[Start of SELECTED EXTRACT]
- Directed by: Joakim Demmer
- Written by: Joakim Demmer
- Produced by: Margarete Jangård Heino Deckert John Webster
- Starring: Alexander Karim Mohammed Alamoudi Ivan Holmes Argaw Ashine
- Cinematography: Joakim Demmer Ute Freund Zeb Davidsson Mark Barrs Peter Bolte
- Edited by: Stefan Sundlöf Frank Brummundt
- Music by: Matthias Trippner
- Production companies: WG Film Ma.Ja.De Filmproduktion J.W. Documentaries Oy
- Distributed by: Neue Visionen Filmverleih Yleisradio (YLE)
- Release date: 28 April 2017; (USA)
- Running time: 83 minutes
- Countries: Sweden Germany Finland Netherlands
- Languages: Amharic English

= Dead Donkeys Fear No Hyenas =

2017 Swedish-Ethiopian documentary film

Dead Donkeys Fear No Hyenas, is a 2017 Swedish-Ethiopian documentary thriller film directed by Joakim Demmer and co-produced by Margarete Jangård for WG Film, Heino Deckert for ma.ja.de, and John Webster for JW Documentaries. The film revolves around farmland, the new green gold in Ethiopia, where foreign investors take control of millions of hectares of allegedly unused land, spurring massive forced evictions of local populations and violent repression of protest and resistance.

The film was shot in and around Addis Ababa, Bale Province and Gambela in Ethiopia; New York City, Austin Texas and Washington in the USA and the Gorom refugee camp in South Sudan. The film made its World Premiere at CPH:DOX 2017 in the United States. The film received mixed reviews from critics and made official selection at many film festivals. In the Munich International Documentary Festival (DOK.fest) 2017, the film was nominated for the Viktor Award for DOK.horizons and then for Environmental Award at the Sheffield International Documentary Festival.
[End of SELECTED EXTRACT]
▶ [AIM 1]
Based on the article on Dead Donkeys Fear No Hyenas, is each statement true? Answer yes or no and quote the words that decide it: (a) The film runs 83 minutes. (b) Joakim Demmer is among the film's cinematographers. (c) French is one of the film's languages.
▶ [AIM 2]
Using the article on Dead Donkeys Fear No Hyenas, explain in one to three sentences what spurs the forced evictions of local populations.
▶ [AIM 3]
Quote the article on Dead Donkeys Fear No Hyenas between "2017 Swedish-Ethiopian documentary film" and "protest and resistance.", inclusive.
[Start of INFORMATION PROVIDED]
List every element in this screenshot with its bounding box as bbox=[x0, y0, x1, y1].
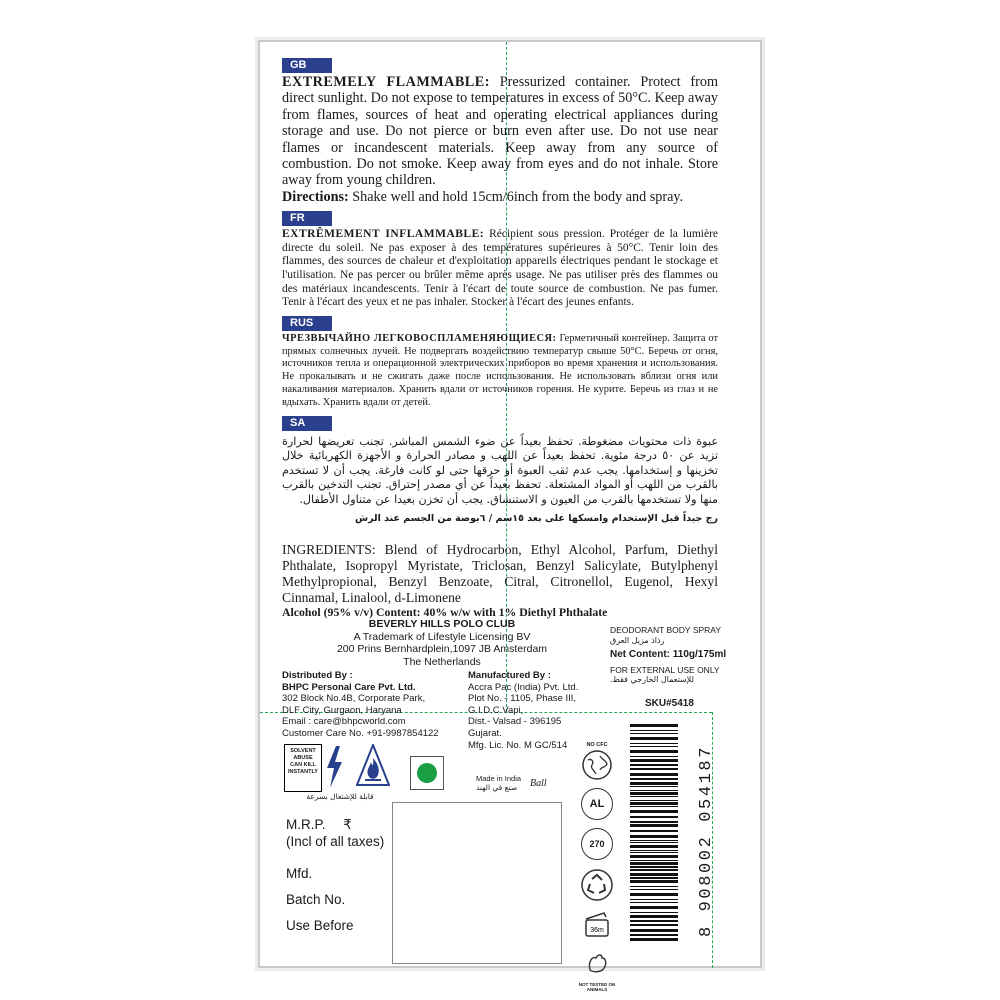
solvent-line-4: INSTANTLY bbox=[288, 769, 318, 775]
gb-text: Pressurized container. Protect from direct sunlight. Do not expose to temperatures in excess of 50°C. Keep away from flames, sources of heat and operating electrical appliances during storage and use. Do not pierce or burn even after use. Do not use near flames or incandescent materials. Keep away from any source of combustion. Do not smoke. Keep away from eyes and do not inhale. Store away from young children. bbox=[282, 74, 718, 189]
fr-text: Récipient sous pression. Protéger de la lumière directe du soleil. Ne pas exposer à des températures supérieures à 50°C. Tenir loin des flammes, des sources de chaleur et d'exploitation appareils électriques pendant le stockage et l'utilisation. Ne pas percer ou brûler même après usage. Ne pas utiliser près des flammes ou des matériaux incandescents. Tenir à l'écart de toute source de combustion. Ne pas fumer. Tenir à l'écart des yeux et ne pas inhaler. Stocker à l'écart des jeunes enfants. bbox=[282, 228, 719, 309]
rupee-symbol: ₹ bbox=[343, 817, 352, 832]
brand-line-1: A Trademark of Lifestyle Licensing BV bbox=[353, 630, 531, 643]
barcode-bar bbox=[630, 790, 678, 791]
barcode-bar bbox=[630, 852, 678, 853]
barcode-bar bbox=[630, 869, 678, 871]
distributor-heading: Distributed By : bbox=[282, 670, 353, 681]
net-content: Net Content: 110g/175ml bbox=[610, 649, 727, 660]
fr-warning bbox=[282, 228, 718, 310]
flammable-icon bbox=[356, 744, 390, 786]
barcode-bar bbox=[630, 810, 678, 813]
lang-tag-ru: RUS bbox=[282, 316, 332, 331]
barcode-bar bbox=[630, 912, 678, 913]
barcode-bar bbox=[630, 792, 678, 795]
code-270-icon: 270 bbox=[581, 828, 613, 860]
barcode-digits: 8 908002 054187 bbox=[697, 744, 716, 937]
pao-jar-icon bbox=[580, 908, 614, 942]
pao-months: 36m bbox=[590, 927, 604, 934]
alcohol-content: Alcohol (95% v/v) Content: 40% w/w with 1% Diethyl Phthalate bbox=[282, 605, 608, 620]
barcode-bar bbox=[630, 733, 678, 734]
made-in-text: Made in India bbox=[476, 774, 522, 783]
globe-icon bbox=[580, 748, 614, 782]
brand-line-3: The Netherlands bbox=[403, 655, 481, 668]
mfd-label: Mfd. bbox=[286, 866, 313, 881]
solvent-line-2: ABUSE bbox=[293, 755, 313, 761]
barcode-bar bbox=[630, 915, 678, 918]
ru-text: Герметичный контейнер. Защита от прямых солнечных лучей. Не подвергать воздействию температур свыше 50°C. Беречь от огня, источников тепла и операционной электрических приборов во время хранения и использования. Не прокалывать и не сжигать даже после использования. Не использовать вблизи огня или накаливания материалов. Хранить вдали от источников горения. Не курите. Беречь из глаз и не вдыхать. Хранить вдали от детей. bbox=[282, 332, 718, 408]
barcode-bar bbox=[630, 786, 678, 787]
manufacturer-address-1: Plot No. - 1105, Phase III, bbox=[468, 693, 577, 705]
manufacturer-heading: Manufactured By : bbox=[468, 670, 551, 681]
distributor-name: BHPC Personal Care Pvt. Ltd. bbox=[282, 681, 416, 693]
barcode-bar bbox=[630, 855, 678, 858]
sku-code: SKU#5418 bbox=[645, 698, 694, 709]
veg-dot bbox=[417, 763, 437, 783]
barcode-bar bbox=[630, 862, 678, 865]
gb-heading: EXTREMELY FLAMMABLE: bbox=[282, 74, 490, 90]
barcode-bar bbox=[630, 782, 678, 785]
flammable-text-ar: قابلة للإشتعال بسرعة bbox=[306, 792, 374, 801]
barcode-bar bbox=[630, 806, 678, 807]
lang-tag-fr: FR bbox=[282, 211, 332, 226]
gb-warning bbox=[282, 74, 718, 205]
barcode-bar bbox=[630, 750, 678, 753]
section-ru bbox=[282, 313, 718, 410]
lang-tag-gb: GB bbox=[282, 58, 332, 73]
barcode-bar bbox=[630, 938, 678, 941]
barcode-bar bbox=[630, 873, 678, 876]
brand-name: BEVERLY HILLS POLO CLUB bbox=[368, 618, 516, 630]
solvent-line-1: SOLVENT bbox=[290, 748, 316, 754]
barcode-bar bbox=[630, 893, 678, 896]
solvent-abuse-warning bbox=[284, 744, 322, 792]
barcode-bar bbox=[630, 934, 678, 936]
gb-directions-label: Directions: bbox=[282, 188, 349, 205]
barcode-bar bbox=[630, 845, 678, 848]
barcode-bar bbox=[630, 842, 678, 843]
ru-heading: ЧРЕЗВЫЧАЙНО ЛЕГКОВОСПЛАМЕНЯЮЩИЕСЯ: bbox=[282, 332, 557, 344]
[End of INFORMATION PROVIDED]
▶ [WRITTEN REPLY 1]
(a) Yes: "Running time: 83 minutes". (b) Yes: "Cinematography: Joakim Demmer". (c) No: "Languages: Amharic English".

▶ [WRITTEN REPLY 2]
Foreign investors take control of millions of hectares of allegedly unused farmland in Ethiopia. That takeover spurs massive forced evictions of local populations and violent repression of protest and resistance.

▶ [WRITTEN REPLY 3]
2017 Swedish-Ethiopian documentary film

Dead Donkeys Fear No Hyenas, is a 2017 Swedish-Ethiopian documentary thriller film directed by Joakim Demmer and co-produced by Margarete Jangård for WG Film, Heino Deckert for ma.ja.de, and John Webster for JW Documentaries. The film revolves around farmland, the new green gold in Ethiopia, where foreign investors take control of millions of hectares of allegedly unused land, spurring massive forced evictions of local populations and violent repression of protest and resistance.